> _STATED EXERCISE_
Filter the records below down to lines containing "опыт".

--- --- ---

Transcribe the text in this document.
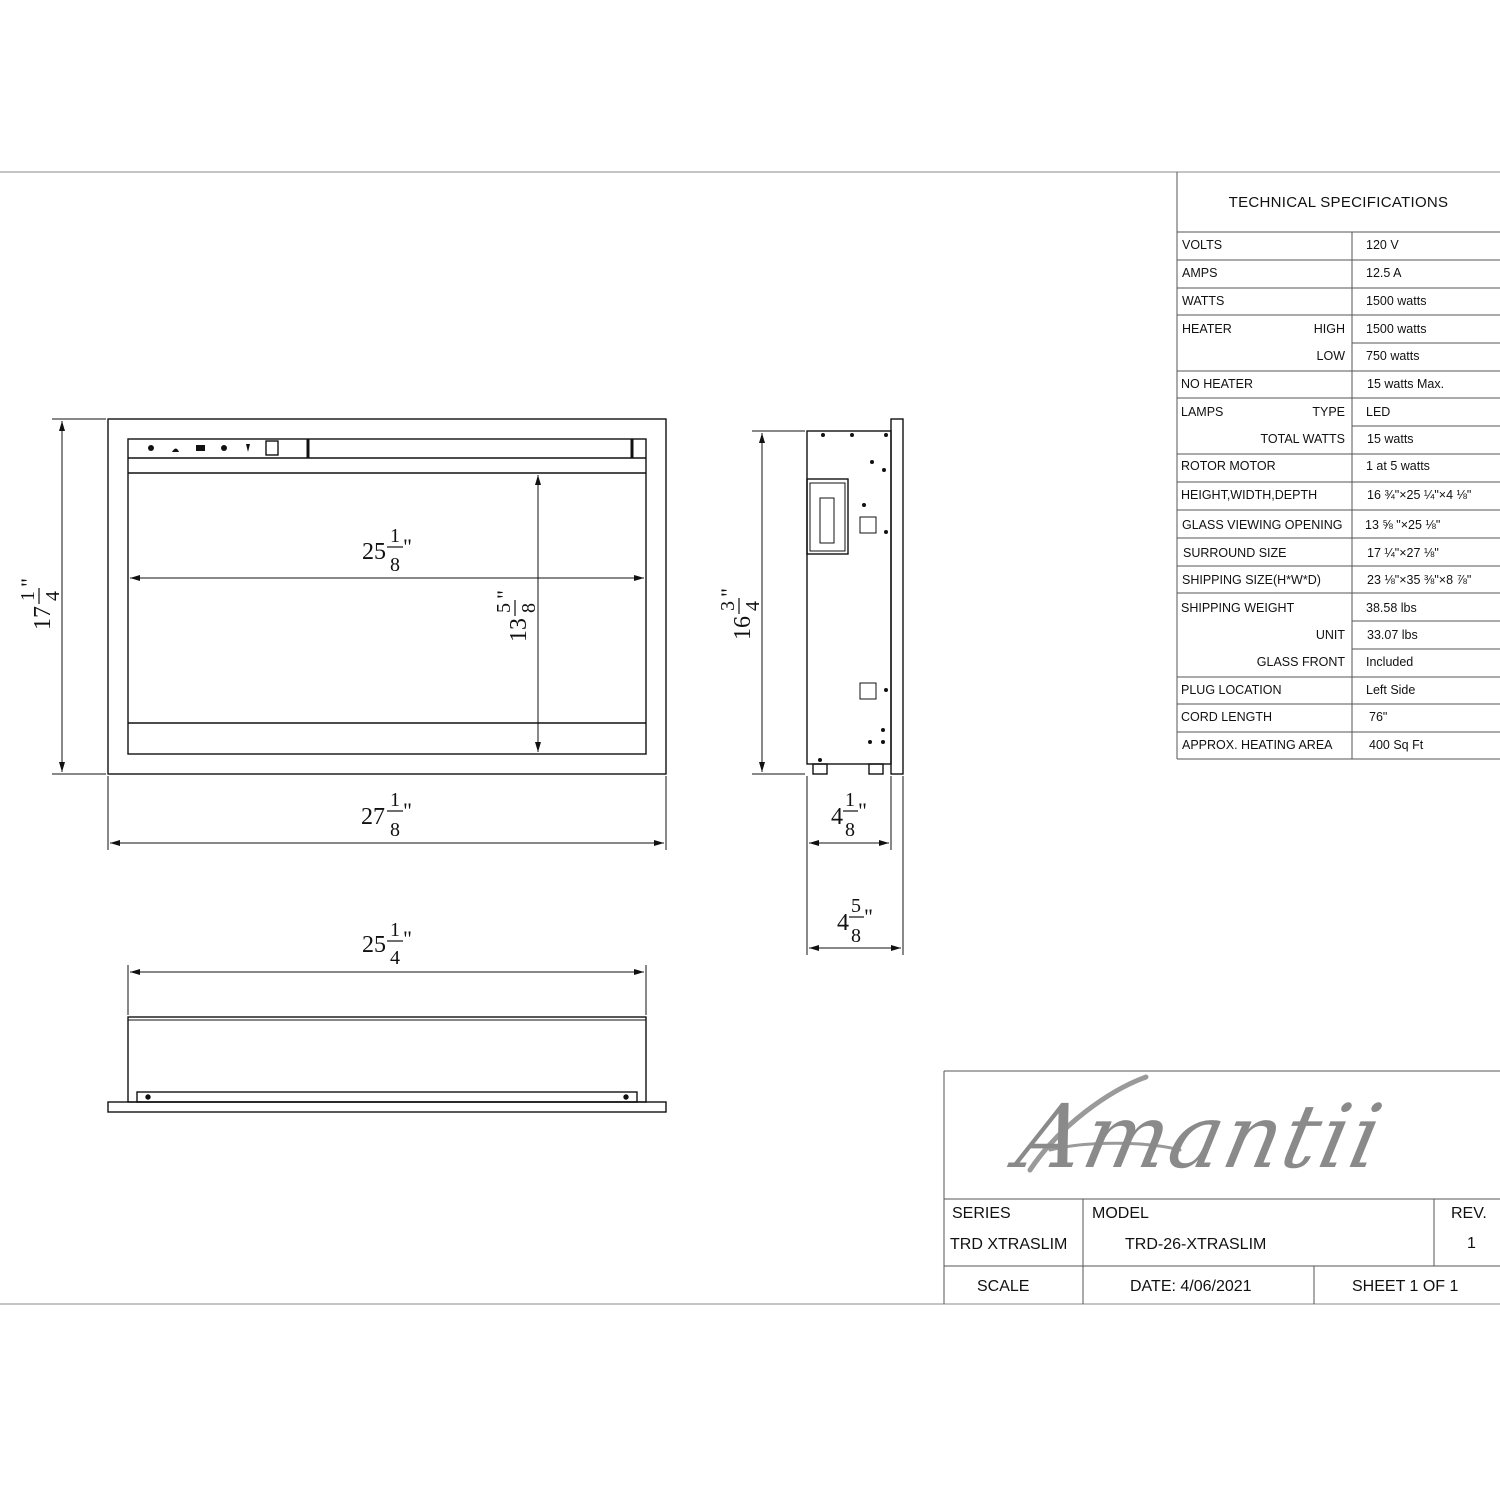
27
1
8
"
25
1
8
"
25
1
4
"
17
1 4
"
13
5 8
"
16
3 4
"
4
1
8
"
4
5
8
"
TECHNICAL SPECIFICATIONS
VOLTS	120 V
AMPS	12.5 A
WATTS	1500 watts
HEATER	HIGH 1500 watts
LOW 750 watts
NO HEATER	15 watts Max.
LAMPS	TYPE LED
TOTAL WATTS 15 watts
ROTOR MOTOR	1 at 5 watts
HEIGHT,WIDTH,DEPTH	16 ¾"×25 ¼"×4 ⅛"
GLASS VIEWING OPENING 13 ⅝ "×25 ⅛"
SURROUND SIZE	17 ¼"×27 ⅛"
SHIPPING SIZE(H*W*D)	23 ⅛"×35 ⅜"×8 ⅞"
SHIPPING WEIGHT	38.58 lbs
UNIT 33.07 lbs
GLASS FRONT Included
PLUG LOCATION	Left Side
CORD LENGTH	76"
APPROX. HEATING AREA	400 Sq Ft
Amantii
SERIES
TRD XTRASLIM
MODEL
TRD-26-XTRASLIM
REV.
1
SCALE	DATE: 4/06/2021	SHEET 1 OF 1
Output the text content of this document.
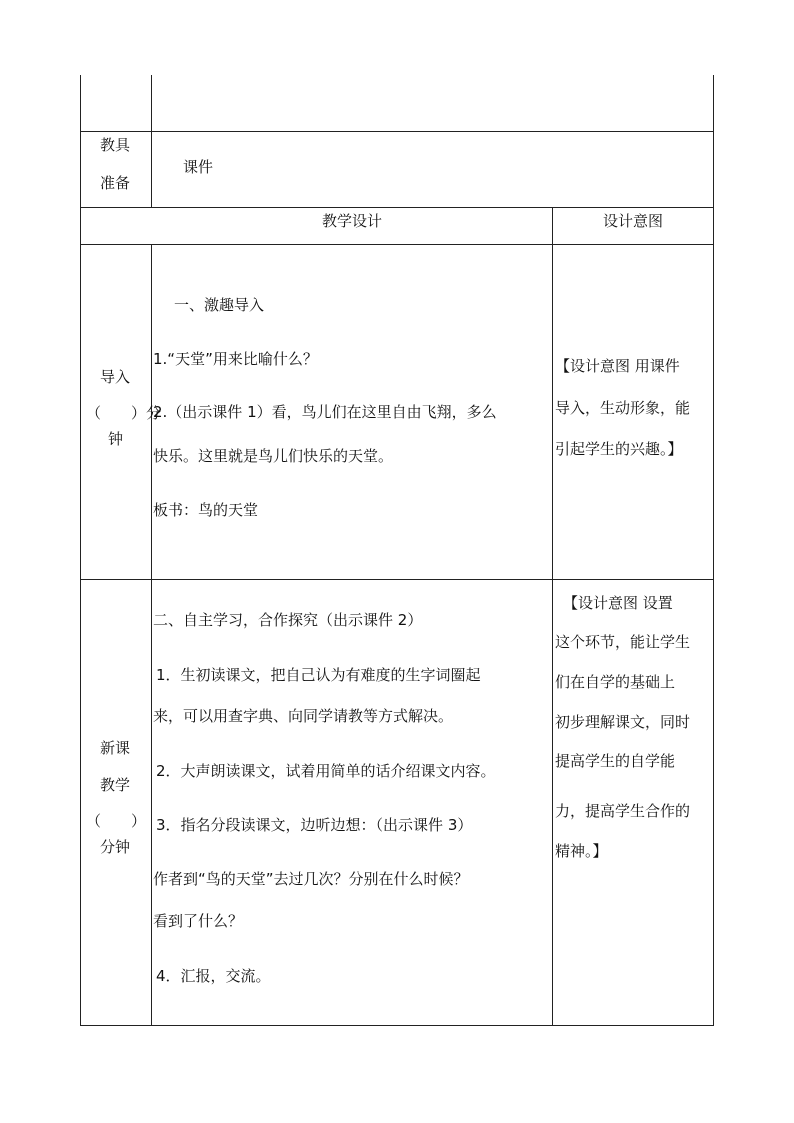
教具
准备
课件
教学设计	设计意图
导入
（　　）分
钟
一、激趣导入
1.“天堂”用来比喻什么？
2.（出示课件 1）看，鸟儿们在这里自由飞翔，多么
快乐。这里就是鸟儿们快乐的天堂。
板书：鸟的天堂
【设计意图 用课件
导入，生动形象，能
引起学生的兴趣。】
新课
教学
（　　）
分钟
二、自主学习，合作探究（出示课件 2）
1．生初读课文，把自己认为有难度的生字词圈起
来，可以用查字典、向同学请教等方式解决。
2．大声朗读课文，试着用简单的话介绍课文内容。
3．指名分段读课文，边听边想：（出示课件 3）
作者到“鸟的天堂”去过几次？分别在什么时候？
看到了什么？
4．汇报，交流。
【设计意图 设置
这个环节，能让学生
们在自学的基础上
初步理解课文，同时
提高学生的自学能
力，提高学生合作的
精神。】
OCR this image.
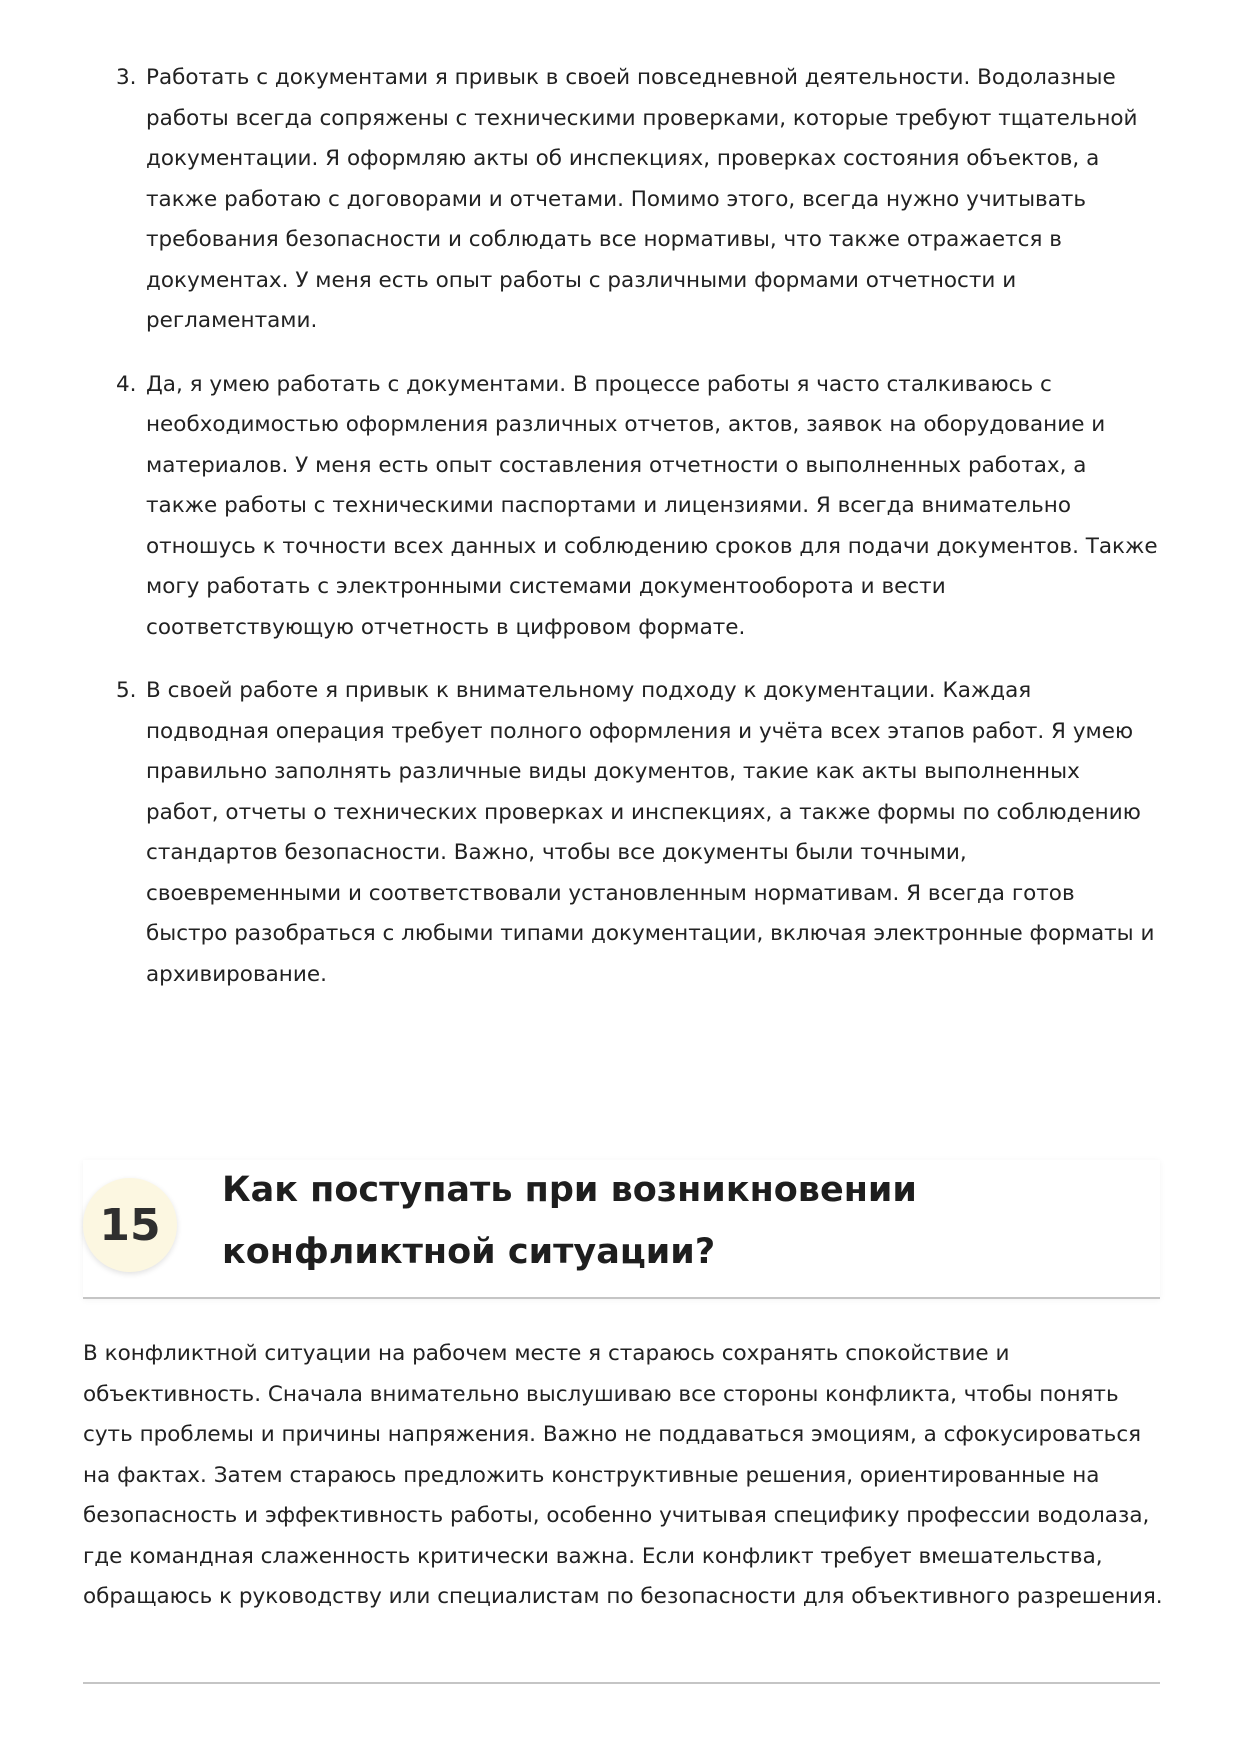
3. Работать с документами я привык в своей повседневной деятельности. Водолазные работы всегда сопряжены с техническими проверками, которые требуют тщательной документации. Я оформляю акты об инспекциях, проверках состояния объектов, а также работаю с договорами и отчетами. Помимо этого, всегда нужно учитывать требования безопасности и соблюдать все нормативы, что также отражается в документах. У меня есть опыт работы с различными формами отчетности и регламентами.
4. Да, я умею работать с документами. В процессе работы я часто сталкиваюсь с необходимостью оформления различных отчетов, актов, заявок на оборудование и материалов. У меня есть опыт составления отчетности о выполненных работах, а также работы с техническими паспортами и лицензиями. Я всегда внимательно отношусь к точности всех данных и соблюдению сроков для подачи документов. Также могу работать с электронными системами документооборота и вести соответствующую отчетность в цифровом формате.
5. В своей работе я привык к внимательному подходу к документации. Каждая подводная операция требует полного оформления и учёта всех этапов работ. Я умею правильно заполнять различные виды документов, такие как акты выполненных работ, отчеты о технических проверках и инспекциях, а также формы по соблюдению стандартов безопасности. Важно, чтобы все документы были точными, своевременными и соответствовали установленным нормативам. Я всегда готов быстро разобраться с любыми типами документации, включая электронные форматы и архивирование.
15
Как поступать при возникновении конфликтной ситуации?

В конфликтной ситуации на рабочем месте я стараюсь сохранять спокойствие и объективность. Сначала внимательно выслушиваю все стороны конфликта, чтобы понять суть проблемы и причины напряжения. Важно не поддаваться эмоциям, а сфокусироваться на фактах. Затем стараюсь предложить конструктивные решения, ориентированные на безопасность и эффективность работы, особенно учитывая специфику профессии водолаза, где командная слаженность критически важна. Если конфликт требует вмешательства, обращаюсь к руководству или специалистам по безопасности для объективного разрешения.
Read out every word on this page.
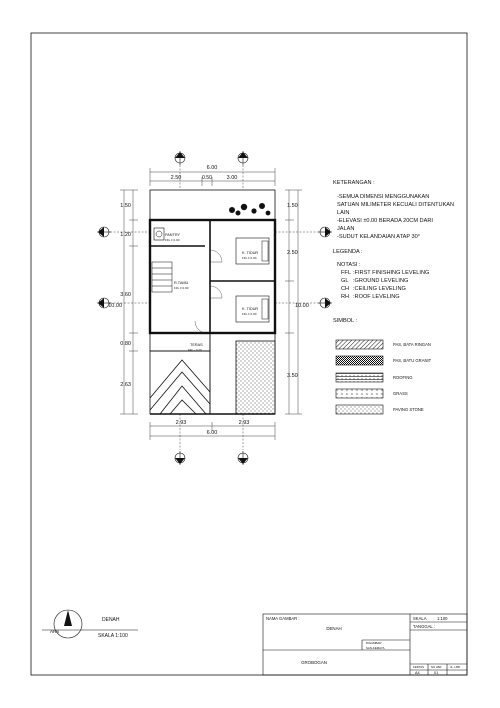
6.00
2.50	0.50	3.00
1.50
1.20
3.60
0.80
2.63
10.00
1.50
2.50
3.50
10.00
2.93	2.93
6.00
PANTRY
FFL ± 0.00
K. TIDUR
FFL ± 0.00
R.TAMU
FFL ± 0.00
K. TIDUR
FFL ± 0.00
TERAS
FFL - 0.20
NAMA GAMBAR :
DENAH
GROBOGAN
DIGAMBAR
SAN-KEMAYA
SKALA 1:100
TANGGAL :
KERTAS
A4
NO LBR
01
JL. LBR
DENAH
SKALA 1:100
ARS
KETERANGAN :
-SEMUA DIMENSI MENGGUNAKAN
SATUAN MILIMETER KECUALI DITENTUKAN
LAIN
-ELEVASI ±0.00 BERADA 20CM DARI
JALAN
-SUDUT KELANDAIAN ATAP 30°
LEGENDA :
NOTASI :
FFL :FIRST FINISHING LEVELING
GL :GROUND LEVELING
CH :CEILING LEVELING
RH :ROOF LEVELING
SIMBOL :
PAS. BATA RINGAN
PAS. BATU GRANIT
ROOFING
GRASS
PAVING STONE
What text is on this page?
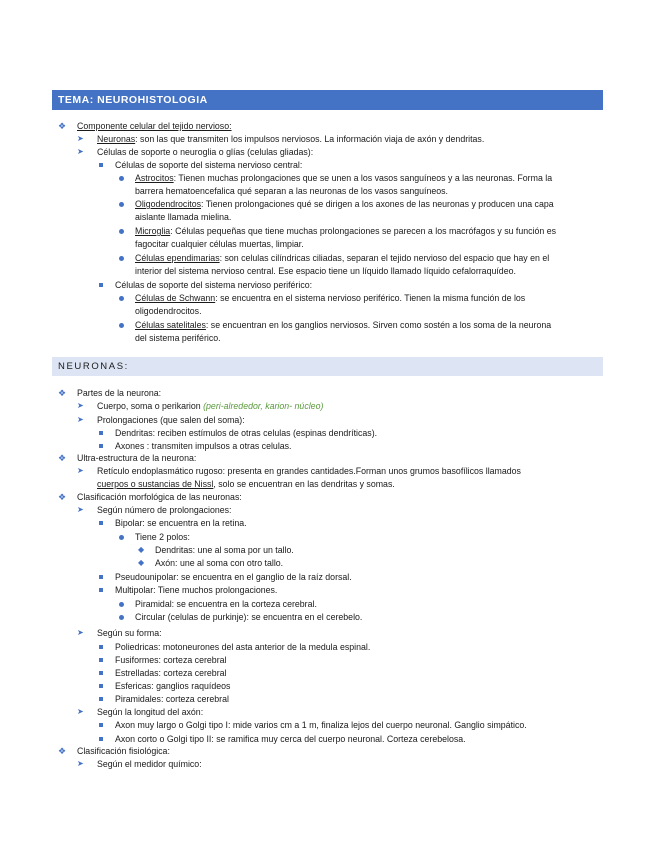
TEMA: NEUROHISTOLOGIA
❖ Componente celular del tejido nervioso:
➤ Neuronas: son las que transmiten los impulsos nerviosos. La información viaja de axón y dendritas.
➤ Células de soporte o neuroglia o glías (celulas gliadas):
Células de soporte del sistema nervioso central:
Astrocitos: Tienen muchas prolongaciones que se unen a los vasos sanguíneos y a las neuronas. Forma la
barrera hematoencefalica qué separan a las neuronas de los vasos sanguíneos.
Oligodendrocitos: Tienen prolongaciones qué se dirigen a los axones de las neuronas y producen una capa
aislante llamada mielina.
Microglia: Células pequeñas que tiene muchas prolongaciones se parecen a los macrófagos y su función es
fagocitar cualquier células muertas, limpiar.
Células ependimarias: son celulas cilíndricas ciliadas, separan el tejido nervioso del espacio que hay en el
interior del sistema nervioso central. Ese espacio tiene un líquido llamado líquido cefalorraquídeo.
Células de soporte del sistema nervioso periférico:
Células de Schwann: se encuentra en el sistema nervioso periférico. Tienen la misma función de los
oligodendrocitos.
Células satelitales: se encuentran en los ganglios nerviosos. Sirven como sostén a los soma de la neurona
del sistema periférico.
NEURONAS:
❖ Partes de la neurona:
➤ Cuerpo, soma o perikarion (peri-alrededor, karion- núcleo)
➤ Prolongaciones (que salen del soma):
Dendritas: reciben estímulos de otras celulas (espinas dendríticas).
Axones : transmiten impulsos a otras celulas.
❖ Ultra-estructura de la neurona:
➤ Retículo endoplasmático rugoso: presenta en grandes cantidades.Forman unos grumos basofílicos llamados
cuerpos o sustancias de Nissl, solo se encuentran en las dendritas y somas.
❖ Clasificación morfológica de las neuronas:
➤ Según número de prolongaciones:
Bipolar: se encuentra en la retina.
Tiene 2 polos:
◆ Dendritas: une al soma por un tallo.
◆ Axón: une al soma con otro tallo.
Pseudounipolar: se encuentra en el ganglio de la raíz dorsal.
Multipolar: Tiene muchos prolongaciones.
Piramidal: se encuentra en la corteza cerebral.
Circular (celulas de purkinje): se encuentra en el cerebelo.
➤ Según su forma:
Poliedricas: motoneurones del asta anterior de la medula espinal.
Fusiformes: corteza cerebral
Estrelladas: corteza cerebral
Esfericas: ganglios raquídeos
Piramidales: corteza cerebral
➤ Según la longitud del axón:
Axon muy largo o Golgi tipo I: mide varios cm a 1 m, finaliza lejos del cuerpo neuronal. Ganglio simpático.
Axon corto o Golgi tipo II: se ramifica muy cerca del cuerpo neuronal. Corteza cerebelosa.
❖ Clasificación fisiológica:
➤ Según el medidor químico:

--- --- ---

> _FINISHED EXERCISE_
3. Работать с документами я привык в своей повседневной деятельности. Водолазные работы всегда сопряжены с техническими проверками, которые требуют тщательной документации. Я оформляю акты об инспекциях, проверках состояния объектов, а также работаю с договорами и отчетами. Помимо этого, всегда нужно учитывать требования безопасности и соблюдать все нормативы, что также отражается в документах. У меня есть опыт работы с различными формами отчетности и регламентами.
4. Да, я умею работать с документами. В процессе работы я часто сталкиваюсь с необходимостью оформления различных отчетов, актов, заявок на оборудование и материалов. У меня есть опыт составления отчетности о выполненных работах, а также работы с техническими паспортами и лицензиями. Я всегда внимательно отношусь к точности всех данных и соблюдению сроков для подачи документов. Также могу работать с электронными системами документооборота и вести соответствующую отчетность в цифровом формате.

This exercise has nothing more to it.